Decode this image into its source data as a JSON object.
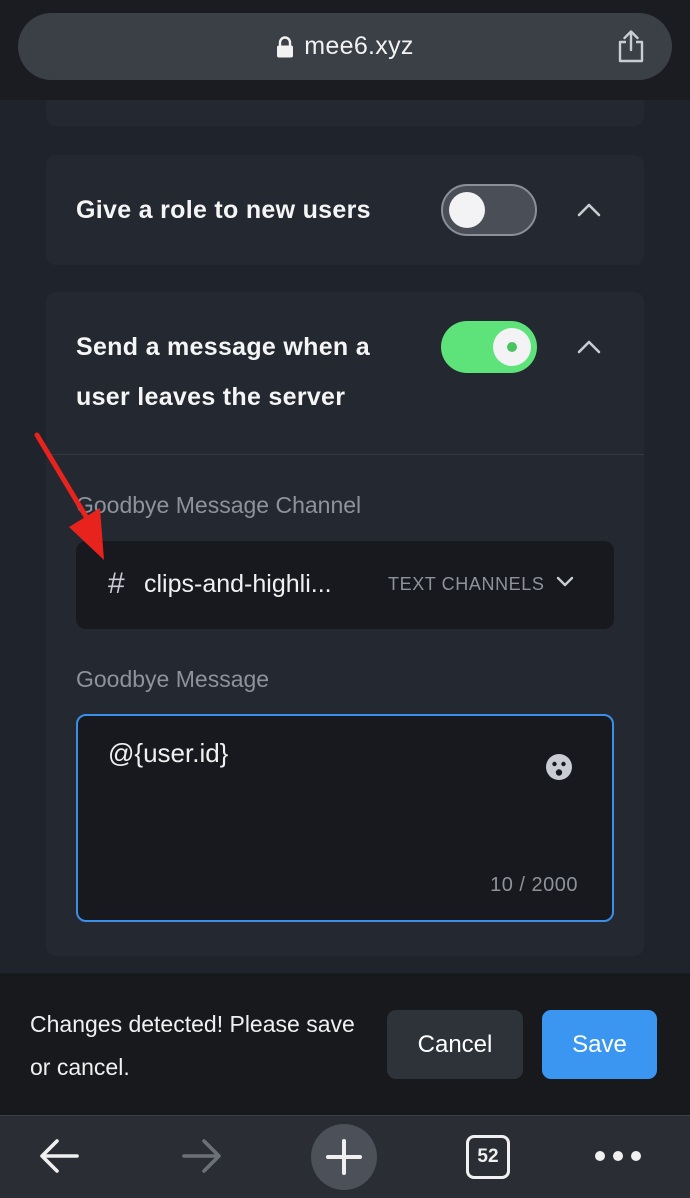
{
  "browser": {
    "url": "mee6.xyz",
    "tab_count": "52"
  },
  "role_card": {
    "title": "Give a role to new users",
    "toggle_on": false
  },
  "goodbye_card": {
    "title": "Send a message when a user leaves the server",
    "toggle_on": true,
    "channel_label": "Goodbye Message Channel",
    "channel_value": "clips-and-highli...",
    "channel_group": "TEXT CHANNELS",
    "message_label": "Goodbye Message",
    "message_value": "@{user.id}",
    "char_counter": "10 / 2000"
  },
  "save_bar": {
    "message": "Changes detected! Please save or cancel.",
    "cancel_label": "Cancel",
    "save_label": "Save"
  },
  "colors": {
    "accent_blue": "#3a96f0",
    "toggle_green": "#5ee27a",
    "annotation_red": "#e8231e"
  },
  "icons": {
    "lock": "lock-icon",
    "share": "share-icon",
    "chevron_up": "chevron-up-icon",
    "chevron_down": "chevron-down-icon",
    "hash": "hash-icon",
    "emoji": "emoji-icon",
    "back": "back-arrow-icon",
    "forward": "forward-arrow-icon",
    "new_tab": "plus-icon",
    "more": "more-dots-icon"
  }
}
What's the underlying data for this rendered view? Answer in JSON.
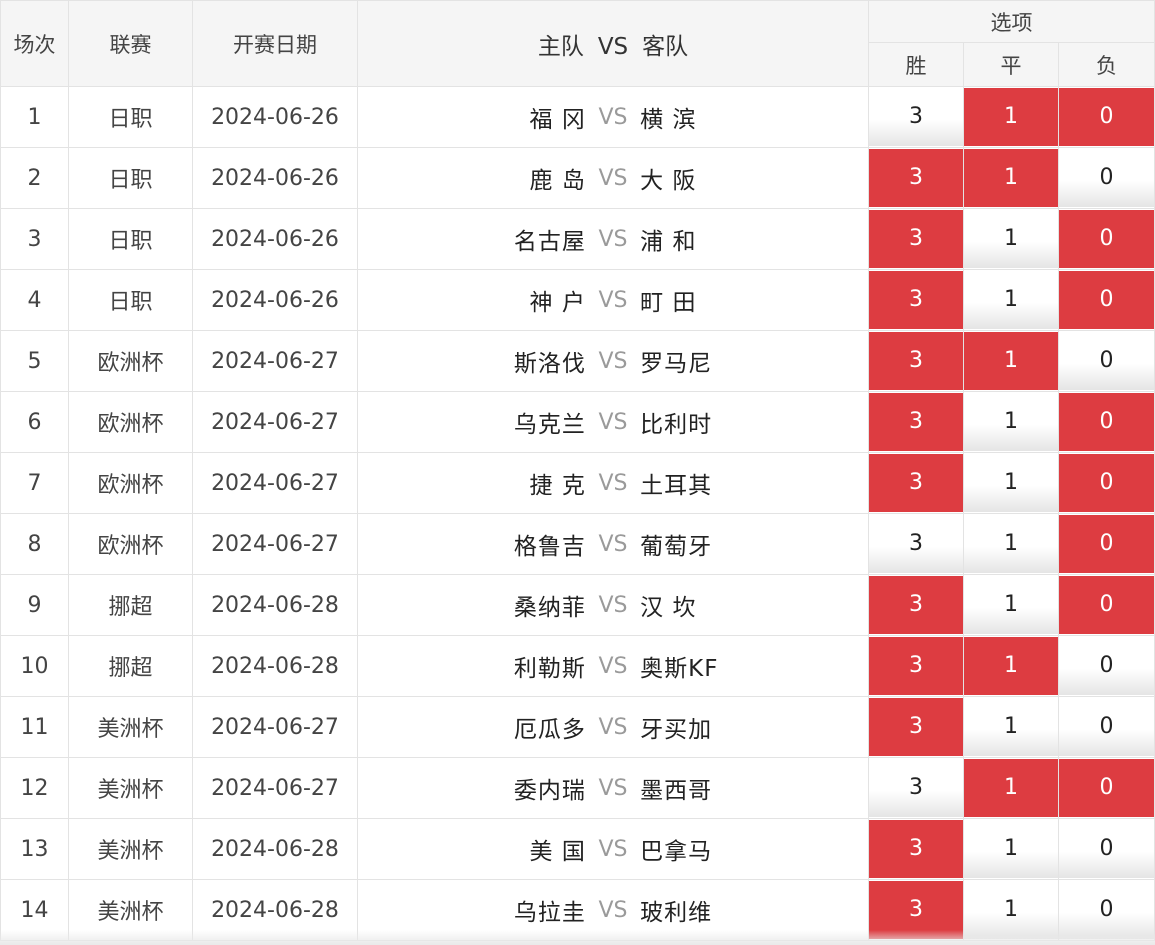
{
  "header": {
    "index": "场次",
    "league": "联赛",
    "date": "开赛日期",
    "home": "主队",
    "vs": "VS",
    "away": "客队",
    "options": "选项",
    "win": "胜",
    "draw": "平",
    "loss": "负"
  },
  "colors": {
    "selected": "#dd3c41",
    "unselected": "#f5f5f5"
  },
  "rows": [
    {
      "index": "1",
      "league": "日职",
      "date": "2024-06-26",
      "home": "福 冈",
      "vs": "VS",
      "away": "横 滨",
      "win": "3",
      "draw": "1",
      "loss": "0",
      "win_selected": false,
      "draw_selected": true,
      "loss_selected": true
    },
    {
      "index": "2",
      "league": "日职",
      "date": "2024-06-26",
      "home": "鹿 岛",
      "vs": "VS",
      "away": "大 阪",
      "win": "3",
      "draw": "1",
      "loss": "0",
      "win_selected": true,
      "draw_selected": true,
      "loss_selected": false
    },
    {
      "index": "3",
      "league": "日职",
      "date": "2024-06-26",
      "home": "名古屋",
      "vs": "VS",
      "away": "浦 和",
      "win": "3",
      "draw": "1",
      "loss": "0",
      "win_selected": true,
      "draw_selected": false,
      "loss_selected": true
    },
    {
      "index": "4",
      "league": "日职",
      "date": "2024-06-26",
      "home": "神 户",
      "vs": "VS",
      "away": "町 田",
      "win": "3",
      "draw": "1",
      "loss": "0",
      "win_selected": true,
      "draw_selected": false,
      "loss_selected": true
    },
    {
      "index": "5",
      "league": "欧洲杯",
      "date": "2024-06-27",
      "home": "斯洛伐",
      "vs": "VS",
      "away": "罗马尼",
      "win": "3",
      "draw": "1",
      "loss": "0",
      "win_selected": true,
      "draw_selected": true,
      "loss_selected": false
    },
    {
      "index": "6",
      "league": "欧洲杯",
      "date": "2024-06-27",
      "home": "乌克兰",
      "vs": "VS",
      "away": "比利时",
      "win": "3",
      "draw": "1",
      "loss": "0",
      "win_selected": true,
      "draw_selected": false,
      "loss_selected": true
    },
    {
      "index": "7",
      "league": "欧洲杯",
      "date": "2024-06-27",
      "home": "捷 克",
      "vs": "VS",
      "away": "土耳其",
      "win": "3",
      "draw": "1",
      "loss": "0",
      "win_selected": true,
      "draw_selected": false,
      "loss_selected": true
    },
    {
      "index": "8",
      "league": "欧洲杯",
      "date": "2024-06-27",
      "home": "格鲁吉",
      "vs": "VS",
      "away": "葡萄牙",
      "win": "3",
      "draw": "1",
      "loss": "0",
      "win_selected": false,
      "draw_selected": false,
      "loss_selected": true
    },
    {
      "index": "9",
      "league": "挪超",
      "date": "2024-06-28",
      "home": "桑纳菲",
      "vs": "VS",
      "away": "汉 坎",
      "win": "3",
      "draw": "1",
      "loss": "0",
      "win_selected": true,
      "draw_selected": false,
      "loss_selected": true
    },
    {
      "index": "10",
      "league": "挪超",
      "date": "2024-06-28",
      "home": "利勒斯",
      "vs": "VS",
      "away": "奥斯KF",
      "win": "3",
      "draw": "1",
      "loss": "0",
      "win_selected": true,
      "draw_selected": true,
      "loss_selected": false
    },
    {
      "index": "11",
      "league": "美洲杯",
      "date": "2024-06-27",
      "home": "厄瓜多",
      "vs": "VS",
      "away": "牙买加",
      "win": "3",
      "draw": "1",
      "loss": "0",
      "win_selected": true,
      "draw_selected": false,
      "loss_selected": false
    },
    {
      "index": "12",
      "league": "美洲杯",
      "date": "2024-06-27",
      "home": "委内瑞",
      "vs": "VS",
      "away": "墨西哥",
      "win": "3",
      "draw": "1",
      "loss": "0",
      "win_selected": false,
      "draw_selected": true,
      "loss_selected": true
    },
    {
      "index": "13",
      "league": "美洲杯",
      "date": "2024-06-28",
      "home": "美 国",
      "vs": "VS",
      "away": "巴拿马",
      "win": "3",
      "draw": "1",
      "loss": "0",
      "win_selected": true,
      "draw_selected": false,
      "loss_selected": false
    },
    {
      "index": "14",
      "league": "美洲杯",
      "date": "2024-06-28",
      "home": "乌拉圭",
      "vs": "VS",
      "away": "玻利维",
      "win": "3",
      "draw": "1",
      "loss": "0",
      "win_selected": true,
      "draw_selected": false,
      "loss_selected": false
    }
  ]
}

====

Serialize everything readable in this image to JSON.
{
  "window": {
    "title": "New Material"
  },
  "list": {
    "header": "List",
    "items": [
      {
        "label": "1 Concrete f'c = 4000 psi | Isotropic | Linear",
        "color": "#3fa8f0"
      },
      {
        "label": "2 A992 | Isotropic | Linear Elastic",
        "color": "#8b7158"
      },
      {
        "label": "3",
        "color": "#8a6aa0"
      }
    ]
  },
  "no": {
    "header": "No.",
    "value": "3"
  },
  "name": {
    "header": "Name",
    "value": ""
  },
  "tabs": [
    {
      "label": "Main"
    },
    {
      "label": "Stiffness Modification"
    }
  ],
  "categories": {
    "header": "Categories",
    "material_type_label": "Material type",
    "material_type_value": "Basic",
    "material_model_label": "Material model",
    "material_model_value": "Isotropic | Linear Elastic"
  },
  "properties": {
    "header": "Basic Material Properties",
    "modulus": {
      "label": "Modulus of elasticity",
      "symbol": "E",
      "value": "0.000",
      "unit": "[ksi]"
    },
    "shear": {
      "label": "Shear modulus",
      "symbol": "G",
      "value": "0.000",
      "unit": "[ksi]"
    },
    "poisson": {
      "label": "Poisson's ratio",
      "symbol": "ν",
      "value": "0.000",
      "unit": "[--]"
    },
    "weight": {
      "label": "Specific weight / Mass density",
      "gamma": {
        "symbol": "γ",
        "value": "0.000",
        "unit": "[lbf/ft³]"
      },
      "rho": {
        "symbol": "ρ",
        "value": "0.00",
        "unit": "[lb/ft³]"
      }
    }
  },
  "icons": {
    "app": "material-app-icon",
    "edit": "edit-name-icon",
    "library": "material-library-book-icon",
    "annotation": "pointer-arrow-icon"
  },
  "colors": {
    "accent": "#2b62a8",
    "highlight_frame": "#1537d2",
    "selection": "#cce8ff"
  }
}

====

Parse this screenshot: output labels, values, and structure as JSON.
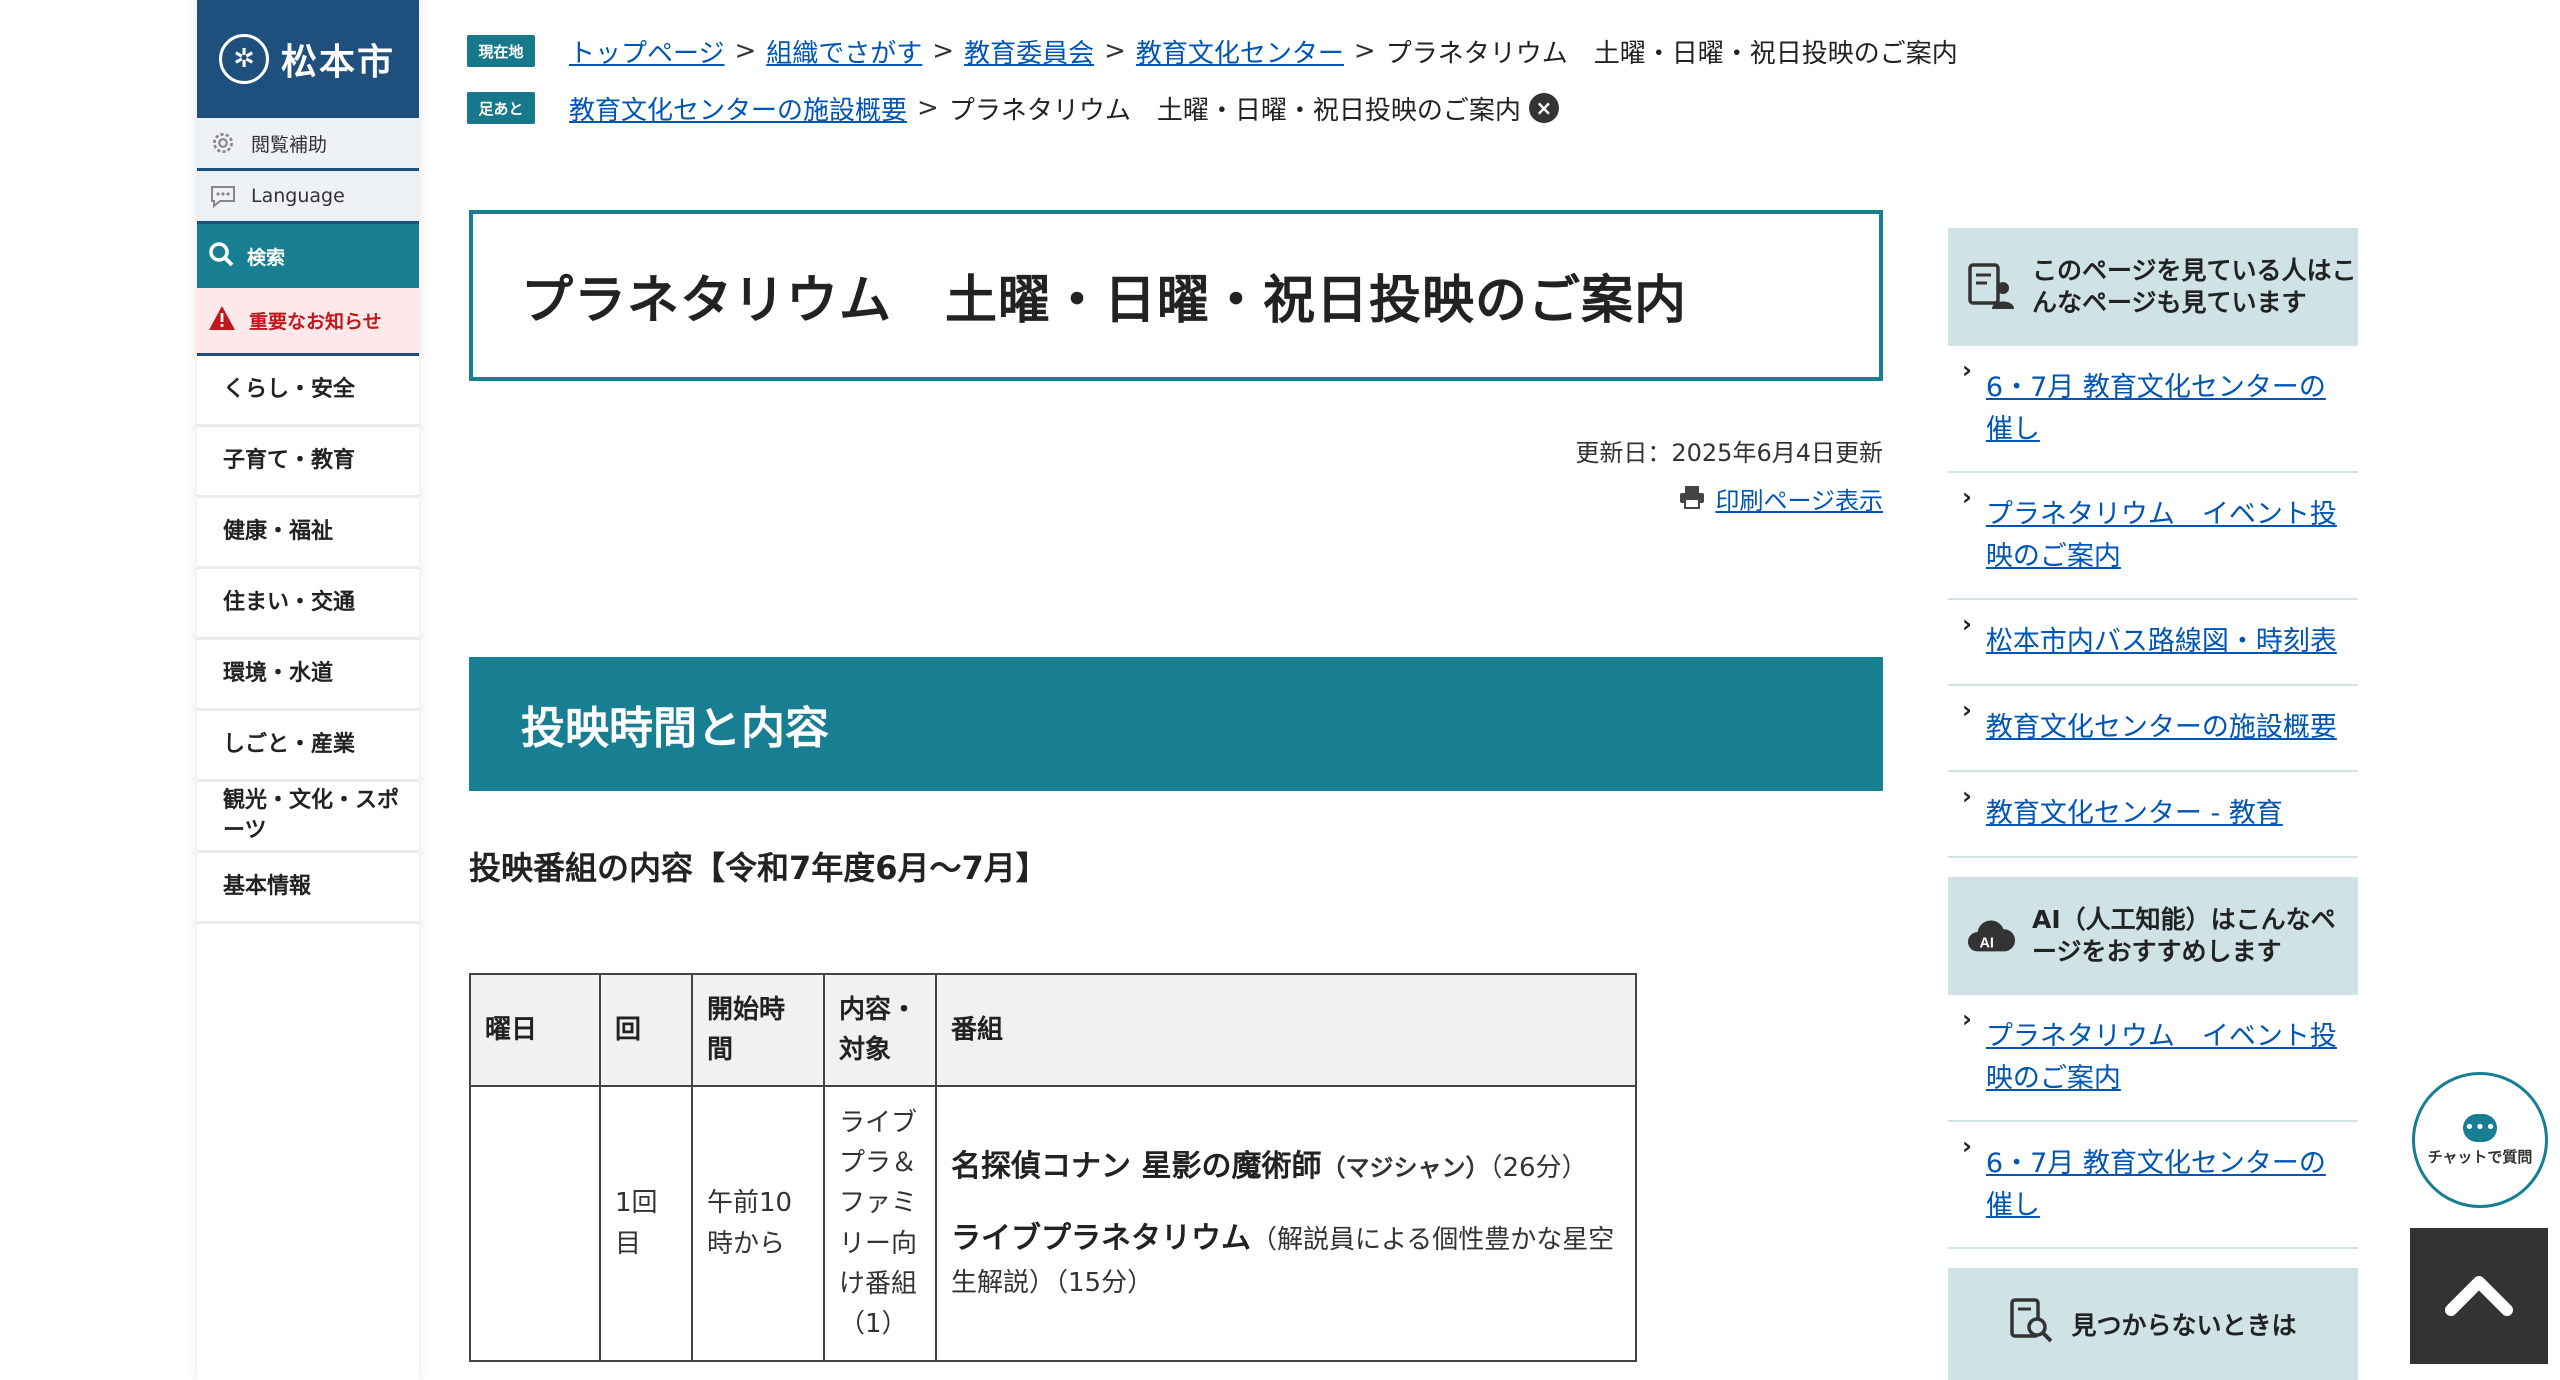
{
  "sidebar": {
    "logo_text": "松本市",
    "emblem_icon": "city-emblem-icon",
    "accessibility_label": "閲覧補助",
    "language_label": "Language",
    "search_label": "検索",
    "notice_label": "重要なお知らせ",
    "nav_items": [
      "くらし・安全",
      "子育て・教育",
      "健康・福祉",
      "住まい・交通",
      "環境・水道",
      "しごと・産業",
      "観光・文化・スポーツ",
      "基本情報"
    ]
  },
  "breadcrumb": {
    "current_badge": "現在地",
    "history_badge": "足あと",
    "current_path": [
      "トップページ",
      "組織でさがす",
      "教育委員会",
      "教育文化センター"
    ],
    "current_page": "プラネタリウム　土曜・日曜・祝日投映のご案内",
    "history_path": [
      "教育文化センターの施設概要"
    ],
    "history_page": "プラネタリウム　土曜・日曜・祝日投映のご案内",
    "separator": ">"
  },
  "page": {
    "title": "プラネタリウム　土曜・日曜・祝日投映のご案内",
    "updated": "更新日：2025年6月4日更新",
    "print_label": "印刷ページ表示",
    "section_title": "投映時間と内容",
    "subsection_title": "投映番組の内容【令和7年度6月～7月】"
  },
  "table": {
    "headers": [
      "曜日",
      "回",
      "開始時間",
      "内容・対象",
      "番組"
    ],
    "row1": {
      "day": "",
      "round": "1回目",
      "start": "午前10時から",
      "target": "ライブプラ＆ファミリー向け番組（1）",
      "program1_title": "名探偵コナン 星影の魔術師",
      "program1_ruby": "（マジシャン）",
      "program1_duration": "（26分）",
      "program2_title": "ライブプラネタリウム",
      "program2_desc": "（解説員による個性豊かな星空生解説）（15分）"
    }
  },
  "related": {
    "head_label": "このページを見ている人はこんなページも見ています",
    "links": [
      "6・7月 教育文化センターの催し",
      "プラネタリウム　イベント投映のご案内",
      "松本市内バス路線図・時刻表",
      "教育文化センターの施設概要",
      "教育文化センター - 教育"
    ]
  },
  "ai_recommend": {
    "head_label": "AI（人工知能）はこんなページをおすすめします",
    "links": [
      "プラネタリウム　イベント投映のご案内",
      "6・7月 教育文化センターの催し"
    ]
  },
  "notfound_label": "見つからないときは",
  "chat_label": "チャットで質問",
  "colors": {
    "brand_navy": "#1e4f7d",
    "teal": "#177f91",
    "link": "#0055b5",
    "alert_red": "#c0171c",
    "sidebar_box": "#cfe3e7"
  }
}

====

• Instructions for the task: List all lines where "weight" occurs.

• Worked answer:
    "weight": {
      "label": "Specific weight / Mass density",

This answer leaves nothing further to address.